• _Texto mostrado_:

==============================

Por: Pascale Céspedes G. / 09 de octubre, 2017
«El cine es aún una forma de arte gráfico […]. A través de él,
escribo con imágenes y consigo para mi propia ideología un poder real.
Muestro lo que otros dicen. En Orfeo, por ejemplo, no narro el paso a
través de espejos; lo muestro, y, en cierto sentido, lo demuestro. Los
medios que utilizo no son importantes, si mis personajes representan
públicamente lo que quiero que representen. La fuerza mayor de una
película radica en que sea indiscutible con respecto a las acciones que
determina, y que transcurren ante nuestra vista. Es normal que el testigo
de una acción la transforme para su propio gusto, la distorsione y dé falso
testimonio de ella. Pero la acción tuvo lugar, y vuelve a tener lugar cada
vez que la máquina la resucita. Lucha contra testimonios inexactos y falsos
informes policiales.»
Jean Cocteau.
Para entender a Jean-Luc Godard es fundamental comprender la búsqueda por desestructurar las concepciones tradicionales del cine francés de finales de los años 50. La post guerra se convirtió en un escenario propicio para la construcción de nuevos paradigmas, postulando, como característica principal, libertad en cuanto a la exploración tanto técnica como temática del quehacer artístico. Constituida por cinéfilos formados en cineclubes, la Nouvelle Vague significó una suerte de escuela para varios directores que encarnaron el trabajo progresivo por esta renovación cuya estética es más expresiva que representativa, operando desde la deconstrucción del lenguaje cinematográfico y velando por la importancia del propósito del autor, las películas realizadas en este período parecen ser un ejercicio constante de experimentación, marcando un hito pues vuelve a posicionar la capacidad de la “mirada” de la cámara, la importancia creativa del montaje y la renovación del lenguaje. La emergencia de estos recursos logra enriquecer las posibilidades expresivas del medio cinematográfico, cada trabajo es en sí mismo una declamación contra los poderes dominantes, contra la invisibilización de las consecuencias y contradicciones de una sociedad de consumo aún abatida por la guerra y la condición humana desoladoramente aislada en el marco de la sociedad pequeño burguesa de la posguerra.

==============================

• _Registros de datos_:
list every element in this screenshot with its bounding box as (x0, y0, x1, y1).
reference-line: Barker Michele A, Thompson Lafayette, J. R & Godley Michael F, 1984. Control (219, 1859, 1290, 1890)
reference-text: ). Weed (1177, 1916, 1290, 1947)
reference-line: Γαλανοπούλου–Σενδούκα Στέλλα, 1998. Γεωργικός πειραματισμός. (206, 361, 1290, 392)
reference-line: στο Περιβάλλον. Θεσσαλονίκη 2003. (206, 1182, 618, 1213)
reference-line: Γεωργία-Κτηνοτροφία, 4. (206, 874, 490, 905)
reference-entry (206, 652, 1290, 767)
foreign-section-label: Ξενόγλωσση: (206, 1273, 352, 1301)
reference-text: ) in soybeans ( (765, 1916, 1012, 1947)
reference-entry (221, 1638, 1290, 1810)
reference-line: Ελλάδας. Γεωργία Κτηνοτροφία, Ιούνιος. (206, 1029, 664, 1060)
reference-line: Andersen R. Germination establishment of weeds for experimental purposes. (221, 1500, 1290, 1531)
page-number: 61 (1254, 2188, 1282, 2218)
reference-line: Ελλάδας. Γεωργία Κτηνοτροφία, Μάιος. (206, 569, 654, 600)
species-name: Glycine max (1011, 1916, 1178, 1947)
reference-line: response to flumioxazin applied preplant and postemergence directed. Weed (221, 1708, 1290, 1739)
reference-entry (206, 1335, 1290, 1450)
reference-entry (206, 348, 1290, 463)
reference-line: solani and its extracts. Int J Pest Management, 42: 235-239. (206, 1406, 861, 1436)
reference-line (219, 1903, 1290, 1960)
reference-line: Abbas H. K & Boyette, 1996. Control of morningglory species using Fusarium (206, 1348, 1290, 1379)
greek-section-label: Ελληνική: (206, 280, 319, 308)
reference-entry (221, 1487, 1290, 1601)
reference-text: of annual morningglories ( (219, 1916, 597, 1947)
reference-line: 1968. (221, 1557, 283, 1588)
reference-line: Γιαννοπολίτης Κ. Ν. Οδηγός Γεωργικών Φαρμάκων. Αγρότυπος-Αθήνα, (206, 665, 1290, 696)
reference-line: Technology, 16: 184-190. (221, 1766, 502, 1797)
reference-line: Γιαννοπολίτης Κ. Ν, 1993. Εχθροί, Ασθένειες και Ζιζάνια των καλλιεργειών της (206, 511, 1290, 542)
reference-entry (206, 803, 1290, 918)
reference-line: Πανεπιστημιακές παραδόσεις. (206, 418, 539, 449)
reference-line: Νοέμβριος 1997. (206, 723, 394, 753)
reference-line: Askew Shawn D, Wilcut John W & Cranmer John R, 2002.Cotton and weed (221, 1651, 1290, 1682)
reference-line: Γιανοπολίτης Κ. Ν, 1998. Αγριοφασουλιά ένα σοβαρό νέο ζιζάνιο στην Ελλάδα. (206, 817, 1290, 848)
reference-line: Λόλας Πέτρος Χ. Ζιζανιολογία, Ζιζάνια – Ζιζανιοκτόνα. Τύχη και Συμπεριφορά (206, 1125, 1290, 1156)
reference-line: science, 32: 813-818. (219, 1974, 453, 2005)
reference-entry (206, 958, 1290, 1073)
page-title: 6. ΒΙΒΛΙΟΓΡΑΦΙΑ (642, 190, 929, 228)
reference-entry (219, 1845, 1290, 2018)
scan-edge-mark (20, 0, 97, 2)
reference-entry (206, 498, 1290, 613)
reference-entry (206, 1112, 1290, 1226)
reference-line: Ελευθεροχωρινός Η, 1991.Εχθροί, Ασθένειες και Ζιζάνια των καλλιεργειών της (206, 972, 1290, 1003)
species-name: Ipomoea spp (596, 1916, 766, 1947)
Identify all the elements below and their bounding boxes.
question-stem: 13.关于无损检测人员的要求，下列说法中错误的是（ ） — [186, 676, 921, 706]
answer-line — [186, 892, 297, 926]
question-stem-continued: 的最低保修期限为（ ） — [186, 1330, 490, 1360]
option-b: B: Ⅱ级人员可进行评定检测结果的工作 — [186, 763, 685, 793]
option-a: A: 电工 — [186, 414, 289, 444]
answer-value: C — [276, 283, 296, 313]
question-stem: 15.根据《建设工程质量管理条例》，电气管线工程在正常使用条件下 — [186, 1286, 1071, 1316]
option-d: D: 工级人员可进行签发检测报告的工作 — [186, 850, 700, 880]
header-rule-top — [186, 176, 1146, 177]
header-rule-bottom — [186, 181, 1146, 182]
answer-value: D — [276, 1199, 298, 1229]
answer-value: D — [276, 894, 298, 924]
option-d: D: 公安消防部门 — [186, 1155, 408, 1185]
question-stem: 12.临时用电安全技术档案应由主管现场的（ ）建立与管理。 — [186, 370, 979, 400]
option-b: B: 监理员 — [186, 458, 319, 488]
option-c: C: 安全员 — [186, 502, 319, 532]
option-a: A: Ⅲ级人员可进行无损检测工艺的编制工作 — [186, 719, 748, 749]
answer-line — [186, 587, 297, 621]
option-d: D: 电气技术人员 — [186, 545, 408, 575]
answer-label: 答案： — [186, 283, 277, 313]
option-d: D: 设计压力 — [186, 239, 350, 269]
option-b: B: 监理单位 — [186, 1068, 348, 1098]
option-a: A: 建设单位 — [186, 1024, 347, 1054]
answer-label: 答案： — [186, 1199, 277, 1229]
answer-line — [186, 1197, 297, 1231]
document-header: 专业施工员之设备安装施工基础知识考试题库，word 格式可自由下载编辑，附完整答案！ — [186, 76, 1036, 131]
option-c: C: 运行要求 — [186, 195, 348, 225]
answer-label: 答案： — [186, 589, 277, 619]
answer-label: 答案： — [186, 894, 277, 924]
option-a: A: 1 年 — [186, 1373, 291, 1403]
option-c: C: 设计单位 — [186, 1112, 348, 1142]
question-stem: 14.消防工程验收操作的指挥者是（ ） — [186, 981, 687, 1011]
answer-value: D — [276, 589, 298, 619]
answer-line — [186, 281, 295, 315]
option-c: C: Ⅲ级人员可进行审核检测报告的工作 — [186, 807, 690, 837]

==============================

• _Consigna_:
Enumera los recursos que, según el texto mostrado, vuelven a posicionarse con las películas de la Nouvelle Vague.

• _Resultado esperado_:
- La capacidad de la "mirada" de la cámara
- La importancia creativa del montaje
- La renovación del lenguaje